* **LISTED ENTRIES**
- - - -

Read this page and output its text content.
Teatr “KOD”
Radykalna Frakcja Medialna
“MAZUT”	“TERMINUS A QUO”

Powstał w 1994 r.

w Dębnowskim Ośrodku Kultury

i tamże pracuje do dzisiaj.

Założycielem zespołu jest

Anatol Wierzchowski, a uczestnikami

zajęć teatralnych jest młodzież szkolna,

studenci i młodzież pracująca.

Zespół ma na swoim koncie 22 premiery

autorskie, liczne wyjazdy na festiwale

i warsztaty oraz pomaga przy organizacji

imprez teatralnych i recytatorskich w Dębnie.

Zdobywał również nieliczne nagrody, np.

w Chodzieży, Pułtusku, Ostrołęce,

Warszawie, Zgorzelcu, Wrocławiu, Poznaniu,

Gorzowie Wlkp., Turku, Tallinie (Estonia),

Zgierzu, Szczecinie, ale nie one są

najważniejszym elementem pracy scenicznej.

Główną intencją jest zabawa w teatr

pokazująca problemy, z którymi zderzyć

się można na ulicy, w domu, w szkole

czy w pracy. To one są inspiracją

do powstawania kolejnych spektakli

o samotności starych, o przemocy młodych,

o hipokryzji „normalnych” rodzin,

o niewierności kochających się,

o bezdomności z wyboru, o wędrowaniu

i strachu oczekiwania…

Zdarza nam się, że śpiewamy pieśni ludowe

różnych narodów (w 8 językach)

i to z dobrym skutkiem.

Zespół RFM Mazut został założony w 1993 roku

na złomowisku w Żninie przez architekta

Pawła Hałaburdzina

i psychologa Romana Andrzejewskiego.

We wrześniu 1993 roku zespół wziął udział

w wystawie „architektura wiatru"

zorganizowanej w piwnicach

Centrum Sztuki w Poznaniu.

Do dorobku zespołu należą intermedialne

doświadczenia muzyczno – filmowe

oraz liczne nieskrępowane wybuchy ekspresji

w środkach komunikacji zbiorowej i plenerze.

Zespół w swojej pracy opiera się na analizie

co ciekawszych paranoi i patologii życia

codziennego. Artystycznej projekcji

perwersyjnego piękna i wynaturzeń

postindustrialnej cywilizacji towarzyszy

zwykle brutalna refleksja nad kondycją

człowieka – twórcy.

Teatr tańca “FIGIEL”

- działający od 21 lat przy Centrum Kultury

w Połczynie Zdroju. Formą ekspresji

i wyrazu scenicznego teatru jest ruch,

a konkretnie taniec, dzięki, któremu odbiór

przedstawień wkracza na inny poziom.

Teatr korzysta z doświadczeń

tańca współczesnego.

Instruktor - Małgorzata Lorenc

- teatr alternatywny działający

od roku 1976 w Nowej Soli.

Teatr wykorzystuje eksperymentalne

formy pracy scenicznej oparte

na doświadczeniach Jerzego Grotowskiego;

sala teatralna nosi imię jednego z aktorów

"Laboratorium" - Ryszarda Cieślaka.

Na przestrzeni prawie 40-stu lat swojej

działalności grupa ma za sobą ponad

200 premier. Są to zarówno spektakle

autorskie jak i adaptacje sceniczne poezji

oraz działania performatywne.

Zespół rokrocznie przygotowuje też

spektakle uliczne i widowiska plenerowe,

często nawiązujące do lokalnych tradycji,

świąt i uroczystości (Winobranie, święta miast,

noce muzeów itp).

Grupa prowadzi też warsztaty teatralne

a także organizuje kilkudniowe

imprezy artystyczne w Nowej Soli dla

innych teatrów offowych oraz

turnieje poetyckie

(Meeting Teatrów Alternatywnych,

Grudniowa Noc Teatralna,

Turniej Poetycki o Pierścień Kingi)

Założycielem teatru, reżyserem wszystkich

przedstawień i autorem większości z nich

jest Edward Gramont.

- - - -

* **THE EXERCISE**
Exactly reproduce every line of the data above.

* **COMPLETED TASK**
Read this page and output its text content.
Teatr “KOD”
Radykalna Frakcja Medialna
“MAZUT”	“TERMINUS A QUO”

Powstał w 1994 r.

w Dębnowskim Ośrodku Kultury

i tamże pracuje do dzisiaj.

Założycielem zespołu jest

Anatol Wierzchowski, a uczestnikami

zajęć teatralnych jest młodzież szkolna,

studenci i młodzież pracująca.

Zespół ma na swoim koncie 22 premiery

autorskie, liczne wyjazdy na festiwale

i warsztaty oraz pomaga przy organizacji

imprez teatralnych i recytatorskich w Dębnie.

Zdobywał również nieliczne nagrody, np.

w Chodzieży, Pułtusku, Ostrołęce,

Warszawie, Zgorzelcu, Wrocławiu, Poznaniu,

Gorzowie Wlkp., Turku, Tallinie (Estonia),

Zgierzu, Szczecinie, ale nie one są

najważniejszym elementem pracy scenicznej.

Główną intencją jest zabawa w teatr

pokazująca problemy, z którymi zderzyć

się można na ulicy, w domu, w szkole

czy w pracy. To one są inspiracją

do powstawania kolejnych spektakli

o samotności starych, o przemocy młodych,

o hipokryzji „normalnych” rodzin,

o niewierności kochających się,

o bezdomności z wyboru, o wędrowaniu

i strachu oczekiwania…

Zdarza nam się, że śpiewamy pieśni ludowe

różnych narodów (w 8 językach)

i to z dobrym skutkiem.

Zespół RFM Mazut został założony w 1993 roku

na złomowisku w Żninie przez architekta

Pawła Hałaburdzina

i psychologa Romana Andrzejewskiego.

We wrześniu 1993 roku zespół wziął udział

w wystawie „architektura wiatru"

zorganizowanej w piwnicach

Centrum Sztuki w Poznaniu.

Do dorobku zespołu należą intermedialne

doświadczenia muzyczno – filmowe

oraz liczne nieskrępowane wybuchy ekspresji

w środkach komunikacji zbiorowej i plenerze.

Zespół w swojej pracy opiera się na analizie

co ciekawszych paranoi i patologii życia

codziennego. Artystycznej projekcji

perwersyjnego piękna i wynaturzeń

postindustrialnej cywilizacji towarzyszy

zwykle brutalna refleksja nad kondycją

człowieka – twórcy.

Teatr tańca “FIGIEL”

- działający od 21 lat przy Centrum Kultury

w Połczynie Zdroju. Formą ekspresji

i wyrazu scenicznego teatru jest ruch,

a konkretnie taniec, dzięki, któremu odbiór

przedstawień wkracza na inny poziom.

Teatr korzysta z doświadczeń

tańca współczesnego.

Instruktor - Małgorzata Lorenc

- teatr alternatywny działający

od roku 1976 w Nowej Soli.

Teatr wykorzystuje eksperymentalne

formy pracy scenicznej oparte

na doświadczeniach Jerzego Grotowskiego;

sala teatralna nosi imię jednego z aktorów

"Laboratorium" - Ryszarda Cieślaka.

Na przestrzeni prawie 40-stu lat swojej

działalności grupa ma za sobą ponad

200 premier. Są to zarówno spektakle

autorskie jak i adaptacje sceniczne poezji

oraz działania performatywne.

Zespół rokrocznie przygotowuje też

spektakle uliczne i widowiska plenerowe,

często nawiązujące do lokalnych tradycji,

świąt i uroczystości (Winobranie, święta miast,

noce muzeów itp).

Grupa prowadzi też warsztaty teatralne

a także organizuje kilkudniowe

imprezy artystyczne w Nowej Soli dla

innych teatrów offowych oraz

turnieje poetyckie

(Meeting Teatrów Alternatywnych,

Grudniowa Noc Teatralna,

Turniej Poetycki o Pierścień Kingi)

Założycielem teatru, reżyserem wszystkich

przedstawień i autorem większości z nich

jest Edward Gramont.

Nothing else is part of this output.